(Recorded data)
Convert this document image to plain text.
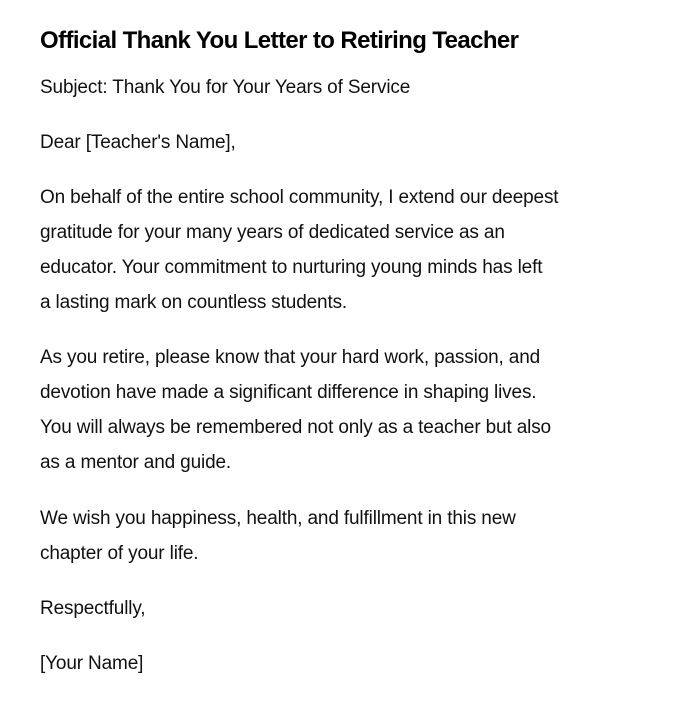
Official Thank You Letter to Retiring Teacher

Subject: Thank You for Your Years of Service

Dear [Teacher's Name],

On behalf of the entire school community, I extend our deepest
gratitude for your many years of dedicated service as an
educator. Your commitment to nurturing young minds has left
a lasting mark on countless students.
As you retire, please know that your hard work, passion, and
devotion have made a significant difference in shaping lives.
You will always be remembered not only as a teacher but also
as a mentor and guide.
We wish you happiness, health, and fulfillment in this new
chapter of your life.

Respectfully,

[Your Name]
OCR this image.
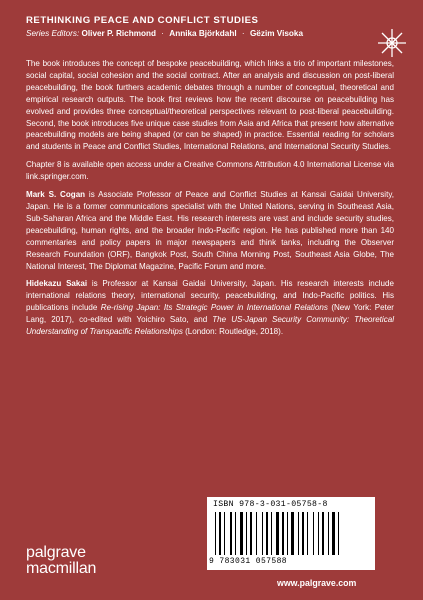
RETHINKING PEACE AND CONFLICT STUDIES
Series Editors: Oliver P. Richmond · Annika Björkdahl · Gëzim Visoka

The book introduces the concept of bespoke peacebuilding, which links a trio of important milestones, social capital, social cohesion and the social contract. After an analysis and discussion on post-liberal peacebuilding, the book furthers academic debates through a number of conceptual, theoretical and empirical research outputs. The book first reviews how the recent discourse on peacebuilding has evolved and provides three conceptual/theoretical perspectives relevant to post-liberal peacebuilding. Second, the book introduces five unique case studies from Asia and Africa that present how alternative peacebuilding models are being shaped (or can be shaped) in practice. Essential reading for scholars and students in Peace and Conflict Studies, International Relations, and International Security Studies.

Chapter 8 is available open access under a Creative Commons Attribution 4.0 International License via link.springer.com.

Mark S. Cogan is Associate Professor of Peace and Conflict Studies at Kansai Gaidai University, Japan. He is a former communications specialist with the United Nations, serving in Southeast Asia, Sub-Saharan Africa and the Middle East. His research interests are vast and include security studies, peacebuilding, human rights, and the broader Indo-Pacific region. He has published more than 140 commentaries and policy papers in major newspapers and think tanks, including the Observer Research Foundation (ORF), Bangkok Post, South China Morning Post, Southeast Asia Globe, The National Interest, The Diplomat Magazine, Pacific Forum and more.

Hidekazu Sakai is Professor at Kansai Gaidai University, Japan. His research interests include international relations theory, international security, peacebuilding, and Indo-Pacific politics. His publications include Re-rising Japan: Its Strategic Power in International Relations (New York: Peter Lang, 2017), co-edited with Yoichiro Sato, and The US-Japan Security Community: Theoretical Understanding of Transpacific Relationships (London: Routledge, 2018).

ISBN 978-3-031-05758-8
9 783031 057588
palgrave
macmillan
www.palgrave.com
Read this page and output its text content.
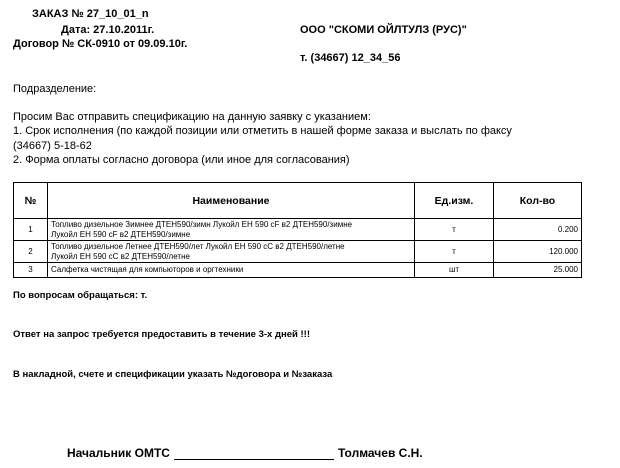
ЗАКАЗ № 27_10_01_n
Дата: 27.10.2011г.
Договор № СК-0910 от 09.09.10г.
ООО "СКОМИ ОЙЛТУЛЗ (РУС)"
т. (34667) 12_34_56
Подразделение:
Просим Вас отправить спецификацию на данную заявку с указанием:
1. Срок исполнения (по каждой позиции или отметить в нашей форме заказа и выслать по факсу
(34667) 5-18-62
2. Форма оплаты согласно договора (или иное для согласования)
№	Наименование	Ед.изм.	Кол-во
1	Топливо дизельное Зимнее ДТЕН590/зимн Лукойл ЕН 590 сF в2 ДТЕН590/зимне
Лукойл ЕН 590 сF в2 ДТЕН590/зимне	т	0.200
2	Топливо дизельное Летнее ДТЕН590/лет Лукойл ЕН 590 сС в2 ДТЕН590/летне
Лукойл ЕН 590 сС в2 ДТЕН590/летне	т	120.000
3	Салфетка чистящая для компьюторов и оргтехники	шт	25.000
По вопросам обращаться: т.
Ответ на запрос требуется предоставить в течение 3-х дней !!!
В накладной, счете и спецификации указать №договора и №заказа
Начальник ОМТС	Толмачев С.Н.
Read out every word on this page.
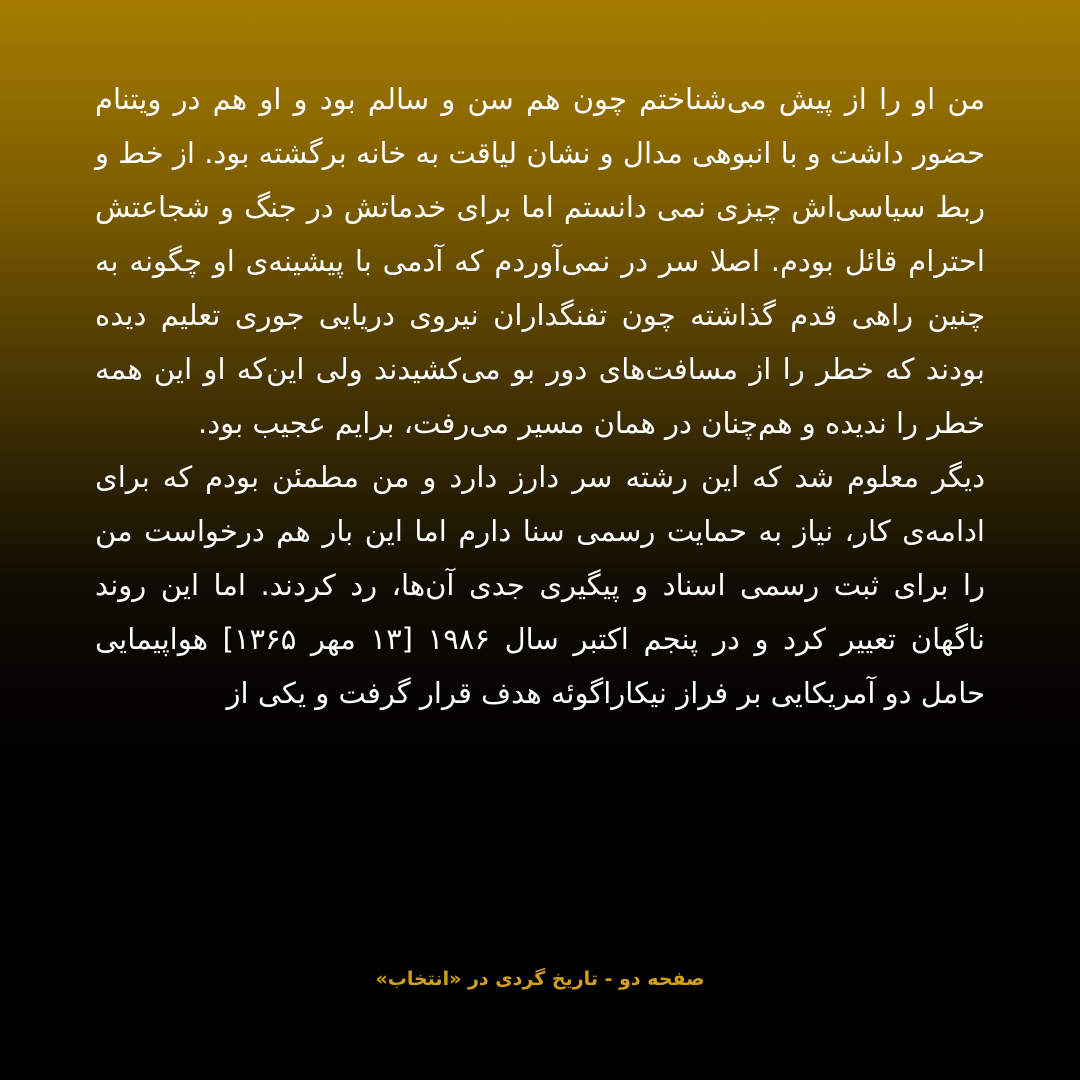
من او را از پیش می‌شناختم چون هم سن و سالم بود و او هم در ویتنام حضور داشت و با انبوهی مدال و نشان لیاقت به خانه برگشته بود. از خط و ربط سیاسی‌اش چیزی نمی دانستم اما برای خدماتش در جنگ و شجاعتش احترام قائل بودم. اصلا سر در نمی‌آوردم که آدمی با پیشینه‌ی او چگونه به چنین راهی قدم گذاشته چون تفنگداران نیروی دریایی جوری تعلیم دیده بودند که خطر را از مسافت‌های دور بو می‌کشیدند ولی این‌که او این همه خطر را ندیده و هم‌چنان در همان مسیر می‌رفت، برایم عجیب بود.

دیگر معلوم شد که این رشته سر دارز دارد و من مطمئن بودم که برای ادامه‌ی کار، نیاز به حمایت رسمی سنا دارم اما این بار هم درخواست من را برای ثبت رسمی اسناد و پیگیری جدی آن‌ها، رد کردند. اما این روند ناگهان تعییر کرد و در پنجم اکتبر سال ۱۹۸۶ [۱۳ مهر ۱۳۶۵] هواپیمایی حامل دو آمریکایی بر فراز نیکاراگوئه هدف قرار گرفت و یکی از

صفحه دو - تاریخ گردی در «انتخاب»
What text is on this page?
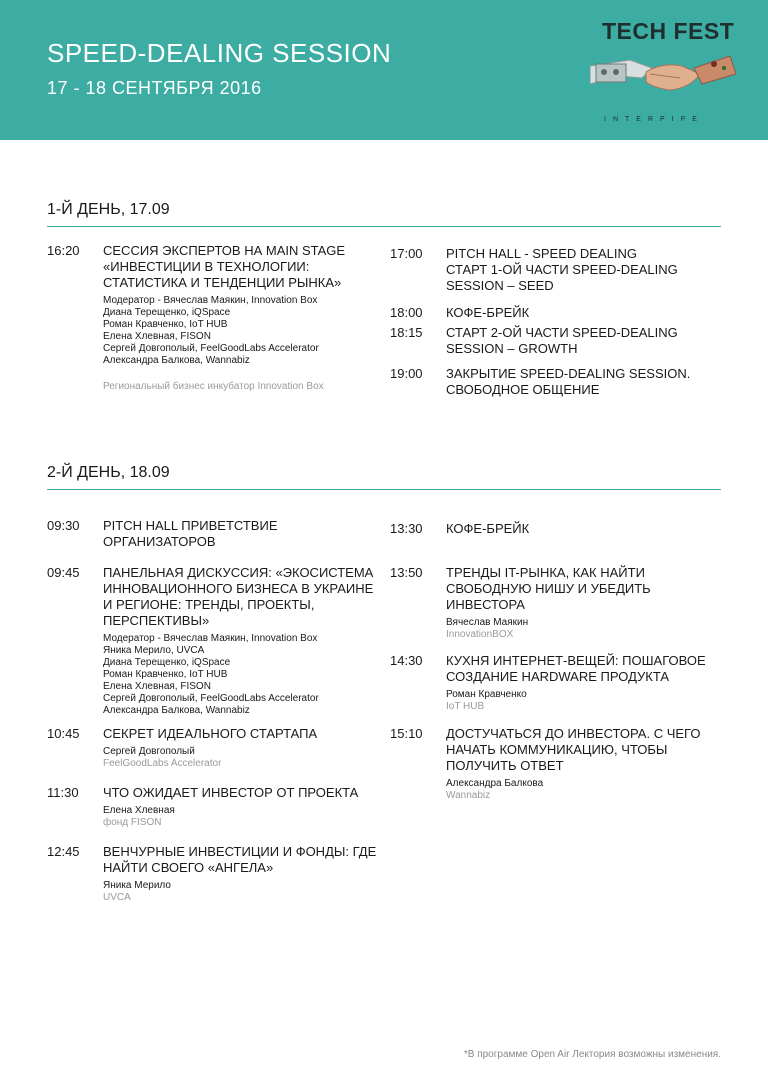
SPEED-DEALING SESSION
17 - 18 СЕНТЯБРЯ 2016
TECH FEST
INTERPIPE
1-Й ДЕНЬ, 17.09
16:20 СЕССИЯ ЭКСПЕРТОВ НА MAIN STAGE «ИНВЕСТИЦИИ В ТЕХНОЛОГИИ: СТАТИСТИКА И ТЕНДЕНЦИИ РЫНКА»
Модератор - Вячеслав Маякин, Innovation Box
Диана Терещенко, iQSpace
Роман Кравченко, IoT HUB
Елена Хлевная, FISON
Сергей Довгополый, FeelGoodLabs Accelerator
Александра Балкова, Wannabiz
Региональный бизнес инкубатор Innovation Box
17:00 PITCH HALL - SPEED DEALING СТАРТ 1-ОЙ ЧАСТИ SPEED-DEALING SESSION – SEED
18:00 КОФЕ-БРЕЙК
18:15 СТАРТ 2-ОЙ ЧАСТИ SPEED-DEALING SESSION – GROWTH
19:00 ЗАКРЫТИЕ SPEED-DEALING SESSION. СВОБОДНОЕ ОБЩЕНИЕ
2-Й ДЕНЬ, 18.09
09:30 PITCH HALL ПРИВЕТСТВИЕ ОРГАНИЗАТОРОВ
09:45 ПАНЕЛЬНАЯ ДИСКУССИЯ: «ЭКОСИСТЕМА ИННОВАЦИОННОГО БИЗНЕСА В УКРАИНЕ И РЕГИОНЕ: ТРЕНДЫ, ПРОЕКТЫ, ПЕРСПЕКТИВЫ»
Модератор - Вячеслав Маякин, Innovation Box
Яника Мерило, UVCA
Диана Терещенко, iQSpace
Роман Кравченко, IoT HUB
Елена Хлевная, FISON
Сергей Довгополый, FeelGoodLabs Accelerator
Александра Балкова, Wannabiz
10:45 СЕКРЕТ ИДЕАЛЬНОГО СТАРТАПА
Сергей Довгополый
FeelGoodLabs Accelerator
11:30 ЧТО ОЖИДАЕТ ИНВЕСТОР ОТ ПРОЕКТА
Елена Хлевная
фонд FISON
12:45 ВЕНЧУРНЫЕ ИНВЕСТИЦИИ И ФОНДЫ: ГДЕ НАЙТИ СВОЕГО «АНГЕЛА»
Яника Мерило
UVCA
13:30 КОФЕ-БРЕЙК
13:50 ТРЕНДЫ IT-РЫНКА, КАК НАЙТИ СВОБОДНУЮ НИШУ И УБЕДИТЬ ИНВЕСТОРА
Вячеслав Маякин
InnovationBOX
14:30 КУХНЯ ИНТЕРНЕТ-ВЕЩЕЙ: ПОШАГОВОЕ СОЗДАНИЕ HARDWARE ПРОДУКТА
Роман Кравченко
IoT HUB
15:10 ДОСТУЧАТЬСЯ ДО ИНВЕСТОРА. С ЧЕГО НАЧАТЬ КОММУНИКАЦИЮ, ЧТОБЫ ПОЛУЧИТЬ ОТВЕТ
Александра Балкова
Wannabiz
*В программе Open Air Лектория возможны изменения.
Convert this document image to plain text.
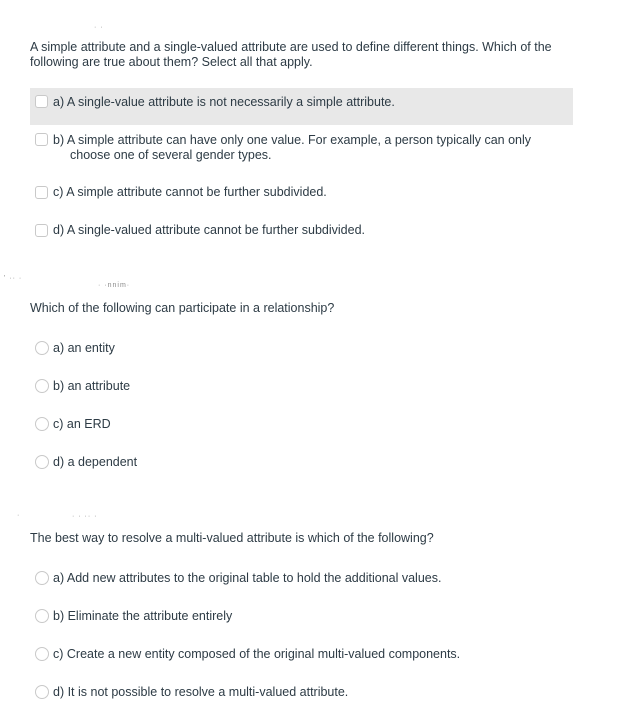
· ·
A simple attribute and a single-valued attribute are used to define different things. Which of the following are true about them? Select all that apply.
a) A single-value attribute is not necessarily a simple attribute.
b) A simple attribute can have only one value. For example, a person typically can only
choose one of several gender types.
c) A simple attribute cannot be further subdivided.
d) A single-valued attribute cannot be further subdivided.
' ·· ·
· ·nnim·
Which of the following can participate in a relationship?
a) an entity
b) an attribute
c) an ERD
d) a dependent
·	· · ·· ·
The best way to resolve a multi-valued attribute is which of the following?
a) Add new attributes to the original table to hold the additional values.
b) Eliminate the attribute entirely
c) Create a new entity composed of the original multi-valued components.
d) It is not possible to resolve a multi-valued attribute.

* [WORK TO DO] Using the records above, select and copy every line that has the word "valued".

* [TASK OUTPUT]
A simple attribute and a single-valued attribute are used to define different things. Which of the following are true about them? Select all that apply.
d) A single-valued attribute cannot be further subdivided.
The best way to resolve a multi-valued attribute is which of the following?
c) Create a new entity composed of the original multi-valued components.
d) It is not possible to resolve a multi-valued attribute.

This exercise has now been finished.